Look through the data below and return each line where "label" appears.

----------------

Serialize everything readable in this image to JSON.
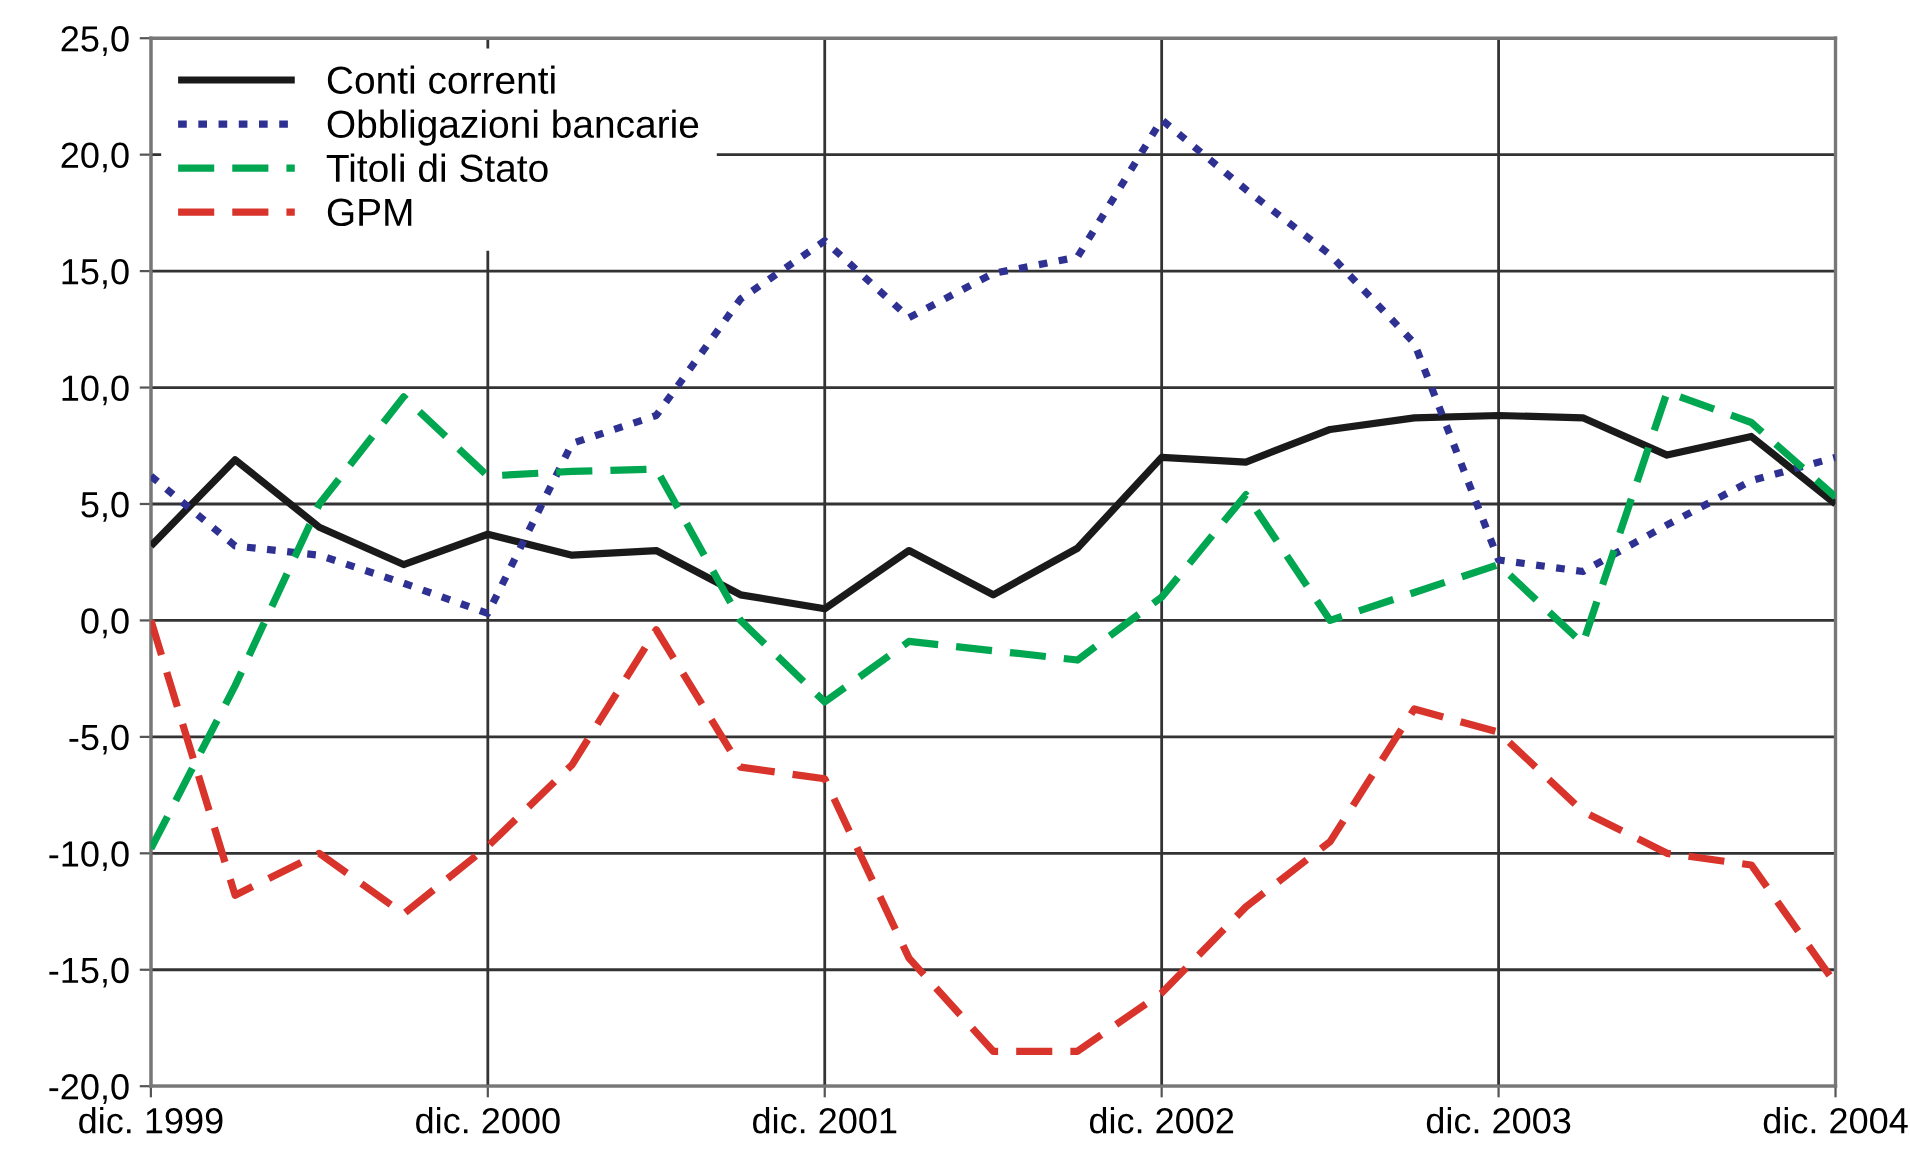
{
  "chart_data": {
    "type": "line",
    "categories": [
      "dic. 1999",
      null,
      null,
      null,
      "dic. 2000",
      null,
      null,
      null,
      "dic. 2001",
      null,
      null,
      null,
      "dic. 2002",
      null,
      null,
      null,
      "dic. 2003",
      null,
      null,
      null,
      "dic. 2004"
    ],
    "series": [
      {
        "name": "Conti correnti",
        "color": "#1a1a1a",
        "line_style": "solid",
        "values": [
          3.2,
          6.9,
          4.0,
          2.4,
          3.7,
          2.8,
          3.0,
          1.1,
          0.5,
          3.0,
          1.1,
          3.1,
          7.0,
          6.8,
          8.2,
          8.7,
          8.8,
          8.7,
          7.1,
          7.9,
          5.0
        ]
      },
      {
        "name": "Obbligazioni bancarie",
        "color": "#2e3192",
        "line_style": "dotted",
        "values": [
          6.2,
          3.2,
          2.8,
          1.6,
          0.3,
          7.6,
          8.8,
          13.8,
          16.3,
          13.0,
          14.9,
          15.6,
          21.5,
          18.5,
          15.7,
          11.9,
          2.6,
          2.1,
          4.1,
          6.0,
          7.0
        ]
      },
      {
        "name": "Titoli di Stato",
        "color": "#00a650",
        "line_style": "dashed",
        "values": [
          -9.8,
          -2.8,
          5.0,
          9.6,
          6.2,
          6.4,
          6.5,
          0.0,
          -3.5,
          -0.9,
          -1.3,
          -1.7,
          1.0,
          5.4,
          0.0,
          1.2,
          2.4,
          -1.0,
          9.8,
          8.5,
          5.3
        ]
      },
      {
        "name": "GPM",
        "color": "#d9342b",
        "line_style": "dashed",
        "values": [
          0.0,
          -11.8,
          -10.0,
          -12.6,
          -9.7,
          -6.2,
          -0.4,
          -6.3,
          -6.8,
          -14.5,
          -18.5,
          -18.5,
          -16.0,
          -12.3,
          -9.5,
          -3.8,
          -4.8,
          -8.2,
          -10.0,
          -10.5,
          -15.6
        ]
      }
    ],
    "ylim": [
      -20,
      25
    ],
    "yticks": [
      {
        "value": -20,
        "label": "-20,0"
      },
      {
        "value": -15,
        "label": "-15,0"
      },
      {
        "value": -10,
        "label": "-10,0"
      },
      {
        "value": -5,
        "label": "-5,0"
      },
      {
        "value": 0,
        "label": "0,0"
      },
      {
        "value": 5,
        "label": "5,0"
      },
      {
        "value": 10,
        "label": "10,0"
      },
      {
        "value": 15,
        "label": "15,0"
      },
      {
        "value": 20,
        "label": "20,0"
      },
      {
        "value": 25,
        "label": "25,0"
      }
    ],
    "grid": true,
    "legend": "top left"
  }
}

----------------

▶ Correct answer
        "label": "-20,0"
        "label": "-15,0"
        "label": "-10,0"
        "label": "-5,0"
        "label": "0,0"
        "label": "5,0"
        "label": "10,0"
        "label": "15,0"
        "label": "20,0"
        "label": "25,0"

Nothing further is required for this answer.